» Given records:
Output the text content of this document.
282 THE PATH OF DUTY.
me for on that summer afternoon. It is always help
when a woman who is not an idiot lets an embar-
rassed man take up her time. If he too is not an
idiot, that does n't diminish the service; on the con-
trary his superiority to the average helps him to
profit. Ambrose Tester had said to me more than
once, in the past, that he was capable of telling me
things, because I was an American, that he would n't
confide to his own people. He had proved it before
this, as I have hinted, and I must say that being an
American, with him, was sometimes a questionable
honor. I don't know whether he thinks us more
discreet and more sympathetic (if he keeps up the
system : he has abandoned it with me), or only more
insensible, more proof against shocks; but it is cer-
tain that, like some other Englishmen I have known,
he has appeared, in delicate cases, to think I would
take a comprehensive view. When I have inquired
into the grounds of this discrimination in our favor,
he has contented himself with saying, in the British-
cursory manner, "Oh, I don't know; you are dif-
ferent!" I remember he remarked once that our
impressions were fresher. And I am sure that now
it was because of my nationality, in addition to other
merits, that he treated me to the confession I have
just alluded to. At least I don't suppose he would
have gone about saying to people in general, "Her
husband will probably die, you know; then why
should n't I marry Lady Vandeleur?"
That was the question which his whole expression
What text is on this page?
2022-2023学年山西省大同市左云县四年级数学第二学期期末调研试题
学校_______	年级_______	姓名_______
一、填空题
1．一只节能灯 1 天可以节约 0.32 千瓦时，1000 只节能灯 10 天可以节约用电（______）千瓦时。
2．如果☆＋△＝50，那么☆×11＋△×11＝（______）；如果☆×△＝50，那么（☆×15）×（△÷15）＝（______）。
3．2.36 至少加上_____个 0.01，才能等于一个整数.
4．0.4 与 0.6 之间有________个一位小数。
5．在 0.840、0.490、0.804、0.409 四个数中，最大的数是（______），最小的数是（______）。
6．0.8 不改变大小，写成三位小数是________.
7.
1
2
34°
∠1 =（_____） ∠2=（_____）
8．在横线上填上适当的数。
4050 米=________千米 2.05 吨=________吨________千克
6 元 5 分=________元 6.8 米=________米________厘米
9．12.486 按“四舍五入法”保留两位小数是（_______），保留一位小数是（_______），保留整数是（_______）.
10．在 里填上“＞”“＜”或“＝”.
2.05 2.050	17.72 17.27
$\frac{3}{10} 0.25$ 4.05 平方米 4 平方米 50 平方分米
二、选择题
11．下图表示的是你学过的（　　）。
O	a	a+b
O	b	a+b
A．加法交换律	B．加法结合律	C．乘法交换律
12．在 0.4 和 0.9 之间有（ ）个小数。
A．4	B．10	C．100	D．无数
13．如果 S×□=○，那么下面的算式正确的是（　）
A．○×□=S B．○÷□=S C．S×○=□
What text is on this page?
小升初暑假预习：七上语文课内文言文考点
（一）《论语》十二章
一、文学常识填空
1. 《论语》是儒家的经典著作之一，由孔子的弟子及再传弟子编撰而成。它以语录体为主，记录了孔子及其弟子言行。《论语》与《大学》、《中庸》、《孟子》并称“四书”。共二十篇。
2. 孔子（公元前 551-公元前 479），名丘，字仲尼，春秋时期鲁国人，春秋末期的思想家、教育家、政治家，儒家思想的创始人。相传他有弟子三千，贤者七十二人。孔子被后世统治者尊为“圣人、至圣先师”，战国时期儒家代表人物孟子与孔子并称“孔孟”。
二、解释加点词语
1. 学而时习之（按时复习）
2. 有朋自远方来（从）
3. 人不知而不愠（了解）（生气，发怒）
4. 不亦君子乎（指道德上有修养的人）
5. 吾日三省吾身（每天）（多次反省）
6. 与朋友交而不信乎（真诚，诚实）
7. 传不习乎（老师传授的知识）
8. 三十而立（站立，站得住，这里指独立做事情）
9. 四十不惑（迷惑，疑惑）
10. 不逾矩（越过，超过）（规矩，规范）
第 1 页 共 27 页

» What is required: Each line that has the word "saying" should be copied.

» Expected answer:
he has contented himself with saying, in the British-
have gone about saying to people in general, "Her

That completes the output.